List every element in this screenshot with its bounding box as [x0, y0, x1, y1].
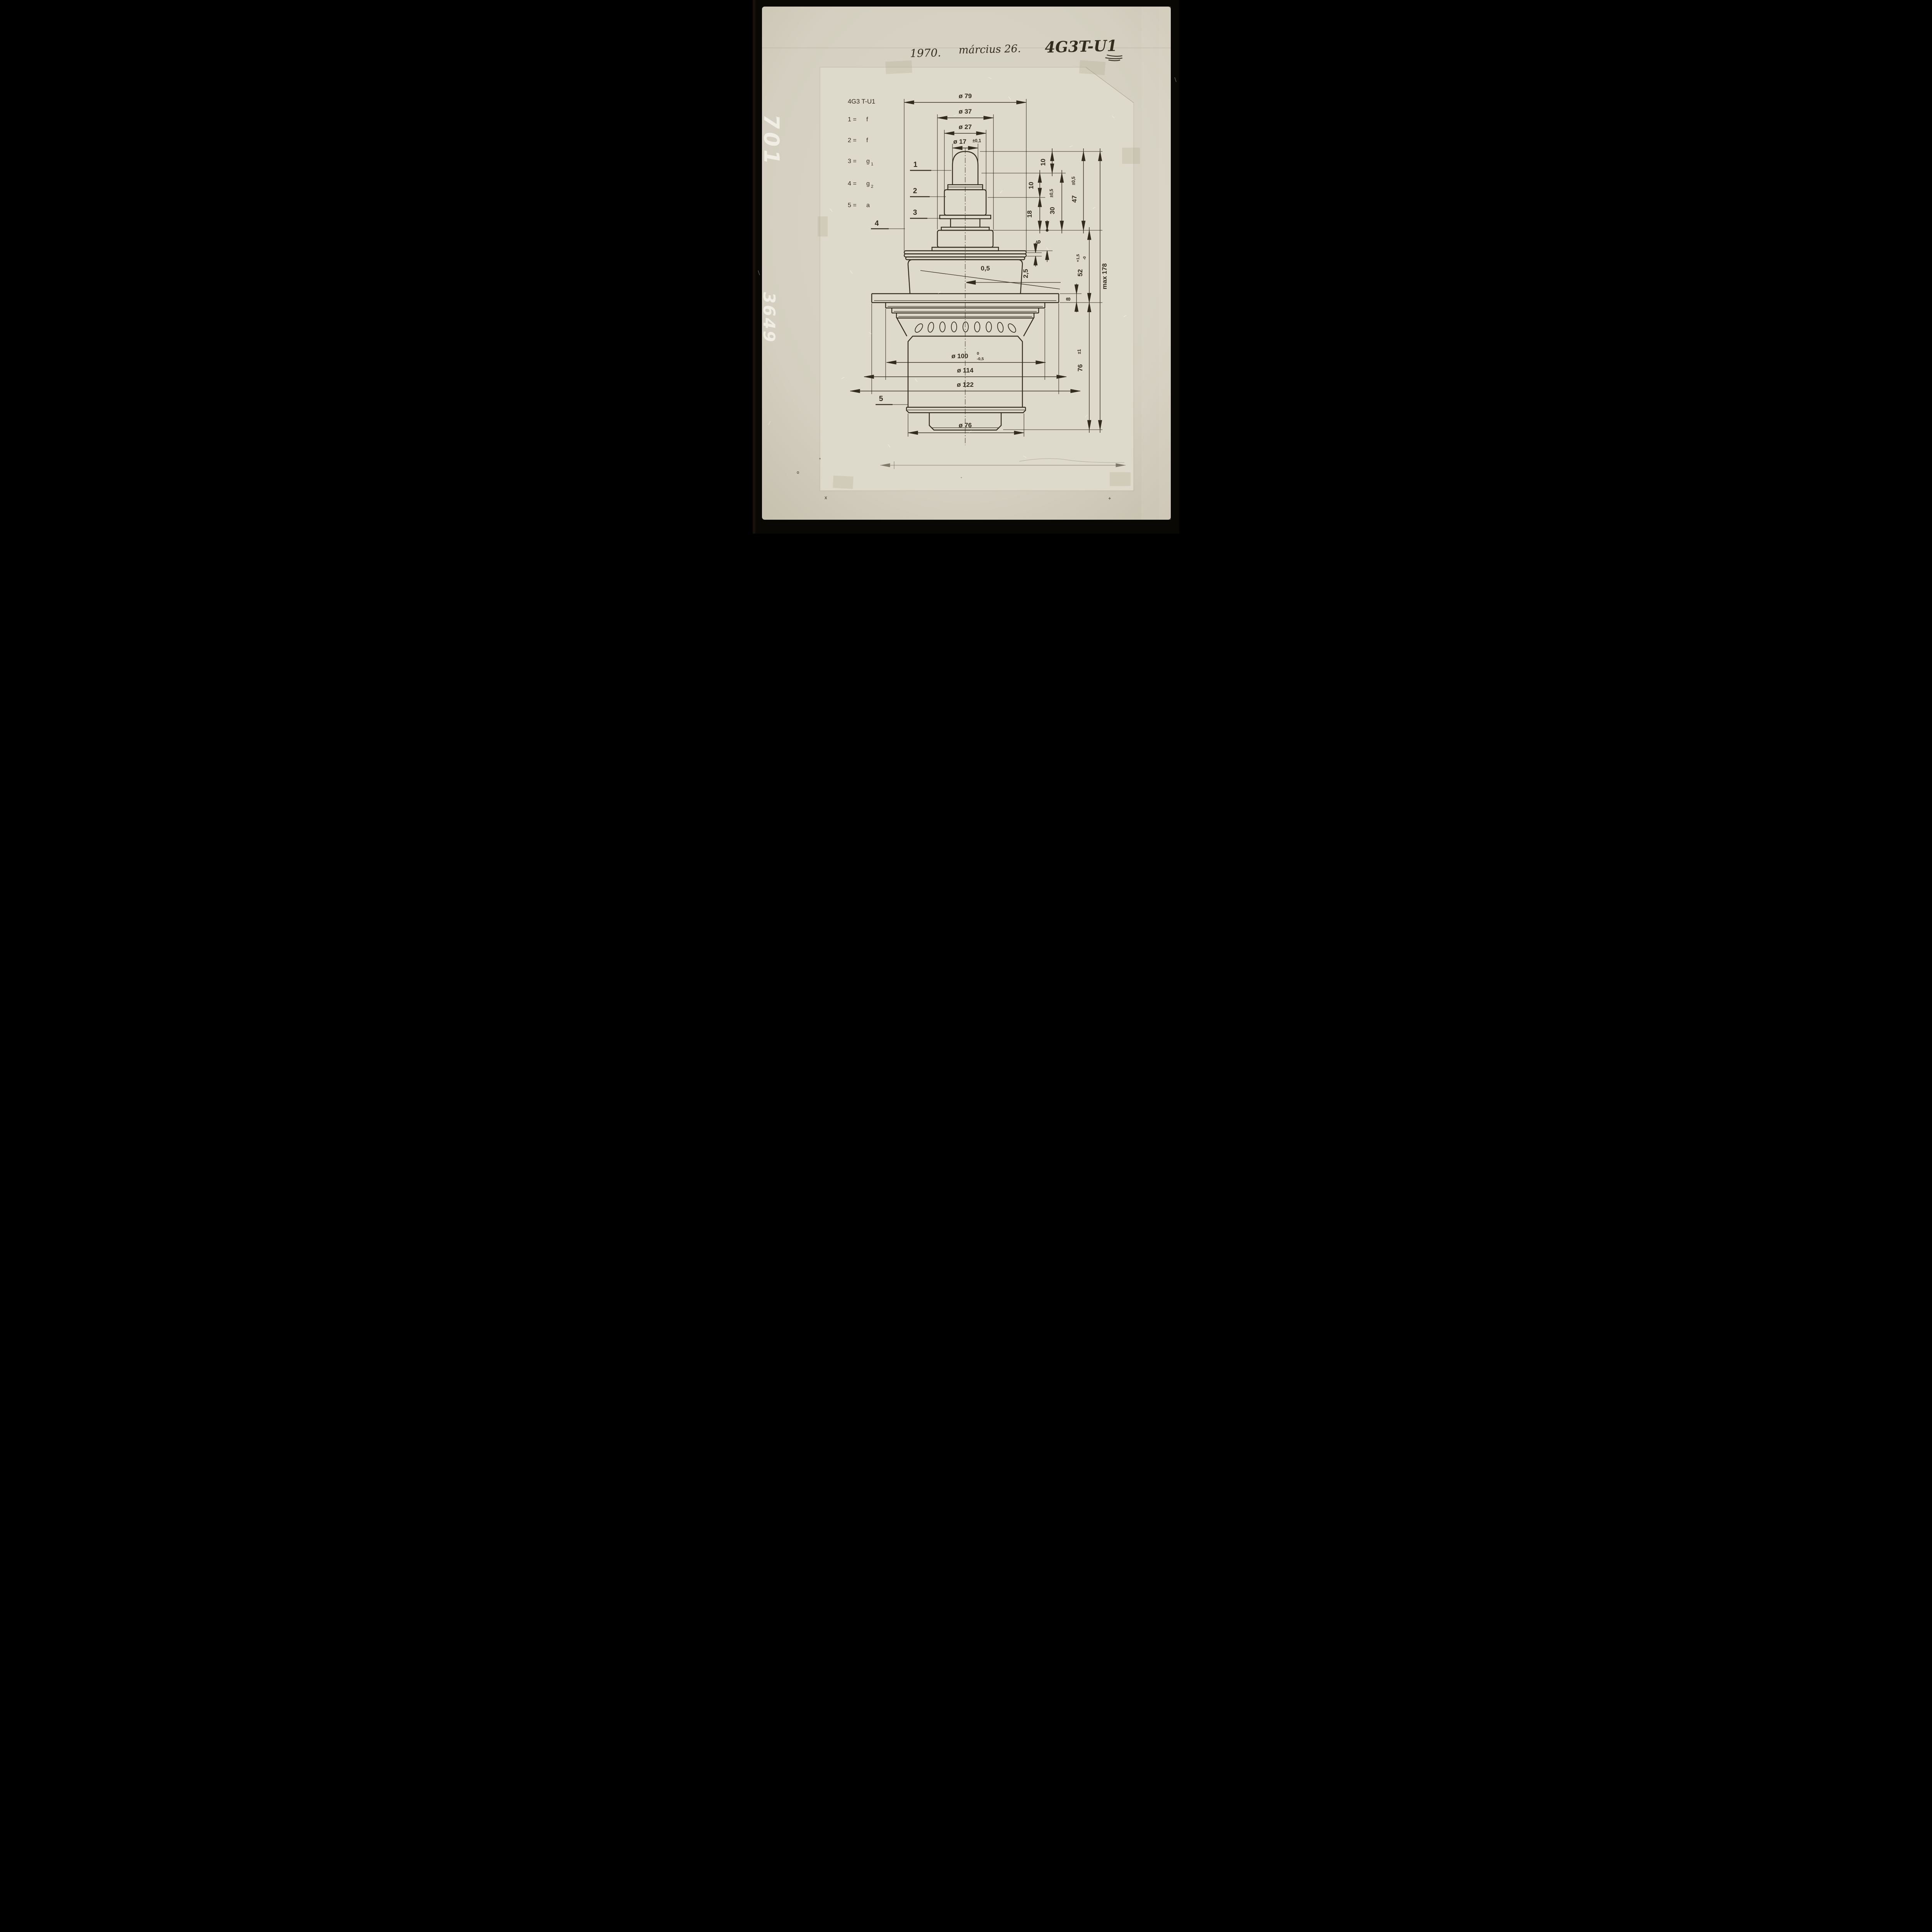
dim-30-tol: ±0,5 [1049, 189, 1054, 197]
legend-key: 4 = [848, 180, 857, 187]
dim-0-5: 0,5 [981, 265, 990, 272]
dim-52-sub: -0 [1082, 256, 1087, 260]
part-label-4: 4 [875, 219, 879, 228]
mark-plus: + [1108, 495, 1111, 501]
legend-key: 1 = [848, 116, 857, 123]
dim-diameter-122: ø 122 [957, 381, 973, 388]
dim-diameter-100: ø 100 [951, 352, 968, 360]
legend-value: f [866, 116, 868, 123]
dim-52-sup: +1,5 [1076, 254, 1080, 262]
part-label-3: 3 [913, 209, 917, 217]
dim-76-vertical: 76 [1077, 364, 1084, 372]
dim-diameter-27: ø 27 [959, 123, 972, 131]
legend-value: g [866, 158, 870, 165]
dim-8: 8 [1065, 297, 1072, 301]
dim-10-lower: 10 [1027, 182, 1035, 189]
dim-30: 30 [1049, 207, 1056, 214]
legend-value: f [866, 137, 868, 144]
film-edge-code-part1: 701 [759, 114, 784, 167]
dim-52: 52 [1077, 269, 1084, 277]
legend-value: g [866, 180, 870, 187]
legend-key: 5 = [848, 202, 857, 209]
dim-18: 18 [1026, 211, 1033, 218]
dim-47: 47 [1071, 196, 1078, 203]
mark-x: x [825, 495, 827, 500]
dim-diameter-100-sup: 0 [977, 351, 979, 356]
dim-diameter-17-tol: ±0,1 [973, 139, 981, 143]
dim-max-178: max 178 [1101, 263, 1108, 289]
part-label-5: 5 [879, 395, 883, 403]
mark-o: o [797, 470, 799, 475]
dim-diameter-76: ø 76 [959, 422, 972, 429]
dim-2-5: 2,5 [1022, 269, 1029, 278]
drawing-sheet [820, 67, 1134, 491]
print-light-band [1141, 7, 1159, 520]
handwritten-date: március 26. [959, 43, 1021, 56]
dim-diameter-37: ø 37 [959, 108, 972, 115]
legend-value-sub: 2 [871, 184, 873, 189]
legend-value: a [866, 202, 870, 209]
handwritten-code: 4G3T-U1 [1044, 37, 1117, 57]
legend-value-sub: 1 [871, 162, 873, 167]
legend-title: 4G3 T-U1 [848, 98, 875, 105]
dim-diameter-114: ø 114 [957, 367, 974, 374]
part-label-2: 2 [913, 187, 917, 195]
dim-diameter-100-sub: -0,5 [977, 357, 984, 361]
part-label-1: 1 [913, 161, 918, 169]
handwritten-year: 1970. [910, 46, 941, 60]
dim-diameter-17: ø 17 [953, 138, 966, 145]
film-edge-code-part2: 3649 [760, 292, 779, 344]
legend-key: 2 = [848, 137, 857, 144]
dim-76-vertical-tol: ±1 [1077, 349, 1082, 354]
film-edge-strip [753, 0, 755, 534]
print-light-band-2 [1159, 7, 1171, 520]
legend-key: 3 = [848, 158, 857, 165]
film-photograph: 1970. március 26. 4G3T-U1 4G3 T-U1 1 = f… [753, 0, 1179, 534]
dim-10-upper: 10 [1039, 159, 1047, 166]
dim-diameter-79: ø 79 [959, 92, 972, 100]
mark-dot [819, 458, 821, 459]
dim-47-tol: ±0,5 [1071, 176, 1076, 185]
mark-dot-2 [961, 477, 962, 478]
technical-drawing-photo: 1970. március 26. 4G3T-U1 4G3 T-U1 1 = f… [753, 0, 1179, 534]
dim-6: 6 [1035, 240, 1042, 243]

# # # #

(Work to be completed):
Rewrite the items above with every "legend-key" swapped for "legend-symbol" and everything else unchanged. Omit the picture.

(Response to this task):
List every element in this screenshot with its bounding box as [x0, y0, x1, y1].
dim-30-tol: ±0,5 [1049, 189, 1054, 197]
legend-symbol: 4 = [848, 180, 857, 187]
dim-0-5: 0,5 [981, 265, 990, 272]
dim-52-sub: -0 [1082, 256, 1087, 260]
part-label-4: 4 [875, 219, 879, 228]
mark-plus: + [1108, 495, 1111, 501]
legend-symbol: 1 = [848, 116, 857, 123]
dim-diameter-122: ø 122 [957, 381, 973, 388]
dim-diameter-100: ø 100 [951, 352, 968, 360]
legend-value: f [866, 116, 868, 123]
dim-52-sup: +1,5 [1076, 254, 1080, 262]
part-label-3: 3 [913, 209, 917, 217]
dim-76-vertical: 76 [1077, 364, 1084, 372]
dim-diameter-27: ø 27 [959, 123, 972, 131]
legend-value: g [866, 158, 870, 165]
dim-8: 8 [1065, 297, 1072, 301]
dim-10-lower: 10 [1027, 182, 1035, 189]
dim-30: 30 [1049, 207, 1056, 214]
legend-value: f [866, 137, 868, 144]
film-edge-code-part1: 701 [759, 114, 784, 167]
dim-52: 52 [1077, 269, 1084, 277]
legend-value: g [866, 180, 870, 187]
legend-symbol: 5 = [848, 202, 857, 209]
dim-18: 18 [1026, 211, 1033, 218]
dim-47: 47 [1071, 196, 1078, 203]
mark-x: x [825, 495, 827, 500]
dim-diameter-100-sup: 0 [977, 351, 979, 356]
dim-diameter-17-tol: ±0,1 [973, 139, 981, 143]
dim-max-178: max 178 [1101, 263, 1108, 289]
part-label-5: 5 [879, 395, 883, 403]
mark-o: o [797, 470, 799, 475]
dim-diameter-76: ø 76 [959, 422, 972, 429]
dim-2-5: 2,5 [1022, 269, 1029, 278]
drawing-sheet [820, 67, 1134, 491]
print-light-band [1141, 7, 1159, 520]
handwritten-date: március 26. [959, 43, 1021, 56]
dim-diameter-37: ø 37 [959, 108, 972, 115]
legend-value-sub: 2 [871, 184, 873, 189]
legend-value: a [866, 202, 870, 209]
handwritten-code: 4G3T-U1 [1044, 37, 1117, 57]
legend-value-sub: 1 [871, 162, 873, 167]
legend-title: 4G3 T-U1 [848, 98, 875, 105]
dim-diameter-114: ø 114 [957, 367, 974, 374]
part-label-2: 2 [913, 187, 917, 195]
dim-diameter-100-sub: -0,5 [977, 357, 984, 361]
part-label-1: 1 [913, 161, 918, 169]
handwritten-year: 1970. [910, 46, 941, 60]
dim-diameter-17: ø 17 [953, 138, 966, 145]
film-edge-code-part2: 3649 [760, 292, 779, 344]
legend-symbol: 2 = [848, 137, 857, 144]
dim-76-vertical-tol: ±1 [1077, 349, 1082, 354]
film-edge-strip [753, 0, 755, 534]
print-light-band-2 [1159, 7, 1171, 520]
legend-symbol: 3 = [848, 158, 857, 165]
film-photograph: 1970. március 26. 4G3T-U1 4G3 T-U1 1 = f… [753, 0, 1179, 534]
dim-10-upper: 10 [1039, 159, 1047, 166]
dim-diameter-79: ø 79 [959, 92, 972, 100]
mark-dot [819, 458, 821, 459]
dim-47-tol: ±0,5 [1071, 176, 1076, 185]
mark-dot-2 [961, 477, 962, 478]
technical-drawing-photo: 1970. március 26. 4G3T-U1 4G3 T-U1 1 = f… [753, 0, 1179, 534]
dim-6: 6 [1035, 240, 1042, 243]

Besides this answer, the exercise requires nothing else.